Task objective: Write out all entries word for word.

****************

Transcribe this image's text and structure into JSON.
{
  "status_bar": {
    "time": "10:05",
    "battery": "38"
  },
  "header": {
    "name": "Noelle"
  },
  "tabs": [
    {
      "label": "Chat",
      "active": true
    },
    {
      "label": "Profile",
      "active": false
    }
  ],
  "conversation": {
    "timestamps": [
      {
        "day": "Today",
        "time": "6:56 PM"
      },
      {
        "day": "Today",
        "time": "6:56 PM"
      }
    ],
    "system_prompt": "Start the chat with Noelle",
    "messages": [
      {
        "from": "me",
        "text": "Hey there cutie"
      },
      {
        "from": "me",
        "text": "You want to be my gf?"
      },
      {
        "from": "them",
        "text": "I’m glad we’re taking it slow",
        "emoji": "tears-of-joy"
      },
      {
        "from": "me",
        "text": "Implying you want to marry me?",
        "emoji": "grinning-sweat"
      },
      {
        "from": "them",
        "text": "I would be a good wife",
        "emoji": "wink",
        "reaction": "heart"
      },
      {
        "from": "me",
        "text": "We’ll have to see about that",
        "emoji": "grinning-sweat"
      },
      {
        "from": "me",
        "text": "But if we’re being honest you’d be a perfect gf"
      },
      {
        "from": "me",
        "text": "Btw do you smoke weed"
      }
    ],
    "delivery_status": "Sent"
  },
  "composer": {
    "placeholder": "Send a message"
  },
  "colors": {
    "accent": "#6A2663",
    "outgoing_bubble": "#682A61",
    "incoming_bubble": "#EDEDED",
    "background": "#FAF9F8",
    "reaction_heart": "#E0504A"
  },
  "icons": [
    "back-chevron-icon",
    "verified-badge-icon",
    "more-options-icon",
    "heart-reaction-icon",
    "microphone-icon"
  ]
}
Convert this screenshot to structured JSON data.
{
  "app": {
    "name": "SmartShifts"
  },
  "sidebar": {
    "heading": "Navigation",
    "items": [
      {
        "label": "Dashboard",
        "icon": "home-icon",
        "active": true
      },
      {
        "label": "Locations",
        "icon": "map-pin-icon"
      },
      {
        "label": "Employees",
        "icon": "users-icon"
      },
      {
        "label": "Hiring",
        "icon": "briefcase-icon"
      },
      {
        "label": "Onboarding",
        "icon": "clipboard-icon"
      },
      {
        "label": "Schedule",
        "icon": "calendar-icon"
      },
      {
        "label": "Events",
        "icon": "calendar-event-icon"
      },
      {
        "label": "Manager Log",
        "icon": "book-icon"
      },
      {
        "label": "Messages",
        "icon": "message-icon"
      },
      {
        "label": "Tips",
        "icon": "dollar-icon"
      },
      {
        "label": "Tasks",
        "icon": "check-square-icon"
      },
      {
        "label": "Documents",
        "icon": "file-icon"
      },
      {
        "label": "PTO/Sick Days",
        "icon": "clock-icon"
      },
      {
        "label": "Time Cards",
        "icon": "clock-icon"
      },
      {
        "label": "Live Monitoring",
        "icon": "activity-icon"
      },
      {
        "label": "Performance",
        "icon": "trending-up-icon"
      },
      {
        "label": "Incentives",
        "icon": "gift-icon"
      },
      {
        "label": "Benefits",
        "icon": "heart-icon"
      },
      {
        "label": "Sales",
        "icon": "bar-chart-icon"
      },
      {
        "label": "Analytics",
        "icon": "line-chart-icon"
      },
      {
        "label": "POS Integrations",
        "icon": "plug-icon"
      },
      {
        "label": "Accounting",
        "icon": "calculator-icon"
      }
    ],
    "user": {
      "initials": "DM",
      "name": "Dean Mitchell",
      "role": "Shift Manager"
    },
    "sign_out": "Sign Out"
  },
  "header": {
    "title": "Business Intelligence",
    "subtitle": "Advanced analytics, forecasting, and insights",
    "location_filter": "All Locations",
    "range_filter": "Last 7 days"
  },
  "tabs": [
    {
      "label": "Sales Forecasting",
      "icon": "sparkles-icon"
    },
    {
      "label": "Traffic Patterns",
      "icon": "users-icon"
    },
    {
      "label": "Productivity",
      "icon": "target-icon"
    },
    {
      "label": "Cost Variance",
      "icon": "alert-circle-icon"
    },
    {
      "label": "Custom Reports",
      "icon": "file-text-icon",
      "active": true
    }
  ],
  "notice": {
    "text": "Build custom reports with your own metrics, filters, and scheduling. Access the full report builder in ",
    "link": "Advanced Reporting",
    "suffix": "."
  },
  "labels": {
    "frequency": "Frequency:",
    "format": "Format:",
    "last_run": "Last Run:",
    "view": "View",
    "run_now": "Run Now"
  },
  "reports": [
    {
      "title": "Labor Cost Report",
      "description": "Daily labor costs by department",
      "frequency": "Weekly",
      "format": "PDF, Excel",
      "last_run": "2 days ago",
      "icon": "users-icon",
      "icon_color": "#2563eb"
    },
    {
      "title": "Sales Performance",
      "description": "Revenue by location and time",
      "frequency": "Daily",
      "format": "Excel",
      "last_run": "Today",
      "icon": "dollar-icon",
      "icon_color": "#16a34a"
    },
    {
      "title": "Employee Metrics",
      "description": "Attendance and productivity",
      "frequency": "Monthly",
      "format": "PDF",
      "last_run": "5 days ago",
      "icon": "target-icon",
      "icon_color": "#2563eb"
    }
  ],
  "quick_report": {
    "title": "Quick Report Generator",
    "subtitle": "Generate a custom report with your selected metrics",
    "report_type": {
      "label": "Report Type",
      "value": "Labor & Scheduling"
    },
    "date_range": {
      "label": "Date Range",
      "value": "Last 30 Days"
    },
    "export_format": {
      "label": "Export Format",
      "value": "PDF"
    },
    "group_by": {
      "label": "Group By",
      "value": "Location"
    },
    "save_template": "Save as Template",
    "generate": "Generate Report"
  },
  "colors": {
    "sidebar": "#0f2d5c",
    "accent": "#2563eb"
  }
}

****************

Expected answer:
Transcribe this image's text and structure into JSON.
{
  "status_bar": {
    "time": "10:05",
    "battery": "38"
  },
  "header": {
    "name": "Noelle"
  },
  "tabs": [
    {
      "label": "Chat",
      "active": true
    },
    {
      "label": "Profile",
      "active": false
    }
  ],
  "conversation": {
    "timestamps": [
      {
        "day": "Today",
        "time": "6:56 PM"
      },
      {
        "day": "Today",
        "time": "6:56 PM"
      }
    ],
    "system_prompt": "Start the chat with Noelle",
    "messages": [
      {
        "from": "me",
        "text": "Hey there cutie"
      },
      {
        "from": "me",
        "text": "You want to be my gf?"
      },
      {
        "from": "them",
        "text": "I’m glad we’re taking it slow",
        "emoji": "tears-of-joy"
      },
      {
        "from": "me",
        "text": "Implying you want to marry me?",
        "emoji": "grinning-sweat"
      },
      {
        "from": "them",
        "text": "I would be a good wife",
        "emoji": "wink",
        "reaction": "heart"
      },
      {
        "from": "me",
        "text": "We’ll have to see about that",
        "emoji": "grinning-sweat"
      },
      {
        "from": "me",
        "text": "But if we’re being honest you’d be a perfect gf"
      },
      {
        "from": "me",
        "text": "Btw do you smoke weed"
      }
    ],
    "delivery_status": "Sent"
  },
  "composer": {
    "placeholder": "Send a message"
  },
  "colors": {
    "accent": "#6A2663",
    "outgoing_bubble": "#682A61",
    "incoming_bubble": "#EDEDED",
    "background": "#FAF9F8",
    "reaction_heart": "#E0504A"
  },
  "icons": [
    "back-chevron-icon",
    "verified-badge-icon",
    "more-options-icon",
    "heart-reaction-icon",
    "microphone-icon"
  ]
}
Convert this screenshot to structured JSON data.
{
  "app": {
    "name": "SmartShifts"
  },
  "sidebar": {
    "heading": "Navigation",
    "items": [
      {
        "label": "Dashboard",
        "icon": "home-icon",
        "active": true
      },
      {
        "label": "Locations",
        "icon": "map-pin-icon"
      },
      {
        "label": "Employees",
        "icon": "users-icon"
      },
      {
        "label": "Hiring",
        "icon": "briefcase-icon"
      },
      {
        "label": "Onboarding",
        "icon": "clipboard-icon"
      },
      {
        "label": "Schedule",
        "icon": "calendar-icon"
      },
      {
        "label": "Events",
        "icon": "calendar-event-icon"
      },
      {
        "label": "Manager Log",
        "icon": "book-icon"
      },
      {
        "label": "Messages",
        "icon": "message-icon"
      },
      {
        "label": "Tips",
        "icon": "dollar-icon"
      },
      {
        "label": "Tasks",
        "icon": "check-square-icon"
      },
      {
        "label": "Documents",
        "icon": "file-icon"
      },
      {
        "label": "PTO/Sick Days",
        "icon": "clock-icon"
      },
      {
        "label": "Time Cards",
        "icon": "clock-icon"
      },
      {
        "label": "Live Monitoring",
        "icon": "activity-icon"
      },
      {
        "label": "Performance",
        "icon": "trending-up-icon"
      },
      {
        "label": "Incentives",
        "icon": "gift-icon"
      },
      {
        "label": "Benefits",
        "icon": "heart-icon"
      },
      {
        "label": "Sales",
        "icon": "bar-chart-icon"
      },
      {
        "label": "Analytics",
        "icon": "line-chart-icon"
      },
      {
        "label": "POS Integrations",
        "icon": "plug-icon"
      },
      {
        "label": "Accounting",
        "icon": "calculator-icon"
      }
    ],
    "user": {
      "initials": "DM",
      "name": "Dean Mitchell",
      "role": "Shift Manager"
    },
    "sign_out": "Sign Out"
  },
  "header": {
    "title": "Business Intelligence",
    "subtitle": "Advanced analytics, forecasting, and insights",
    "location_filter": "All Locations",
    "range_filter": "Last 7 days"
  },
  "tabs": [
    {
      "label": "Sales Forecasting",
      "icon": "sparkles-icon"
    },
    {
      "label": "Traffic Patterns",
      "icon": "users-icon"
    },
    {
      "label": "Productivity",
      "icon": "target-icon"
    },
    {
      "label": "Cost Variance",
      "icon": "alert-circle-icon"
    },
    {
      "label": "Custom Reports",
      "icon": "file-text-icon",
      "active": true
    }
  ],
  "notice": {
    "text": "Build custom reports with your own metrics, filters, and scheduling. Access the full report builder in ",
    "link": "Advanced Reporting",
    "suffix": "."
  },
  "labels": {
    "frequency": "Frequency:",
    "format": "Format:",
    "last_run": "Last Run:",
    "view": "View",
    "run_now": "Run Now"
  },
  "reports": [
    {
      "title": "Labor Cost Report",
      "description": "Daily labor costs by department",
      "frequency": "Weekly",
      "format": "PDF, Excel",
      "last_run": "2 days ago",
      "icon": "users-icon",
      "icon_color": "#2563eb"
    },
    {
      "title": "Sales Performance",
      "description": "Revenue by location and time",
      "frequency": "Daily",
      "format": "Excel",
      "last_run": "Today",
      "icon": "dollar-icon",
      "icon_color": "#16a34a"
    },
    {
      "title": "Employee Metrics",
      "description": "Attendance and productivity",
      "frequency": "Monthly",
      "format": "PDF",
      "last_run": "5 days ago",
      "icon": "target-icon",
      "icon_color": "#2563eb"
    }
  ],
  "quick_report": {
    "title": "Quick Report Generator",
    "subtitle": "Generate a custom report with your selected metrics",
    "report_type": {
      "label": "Report Type",
      "value": "Labor & Scheduling"
    },
    "date_range": {
      "label": "Date Range",
      "value": "Last 30 Days"
    },
    "export_format": {
      "label": "Export Format",
      "value": "PDF"
    },
    "group_by": {
      "label": "Group By",
      "value": "Location"
    },
    "save_template": "Save as Template",
    "generate": "Generate Report"
  },
  "colors": {
    "sidebar": "#0f2d5c",
    "accent": "#2563eb"
  }
}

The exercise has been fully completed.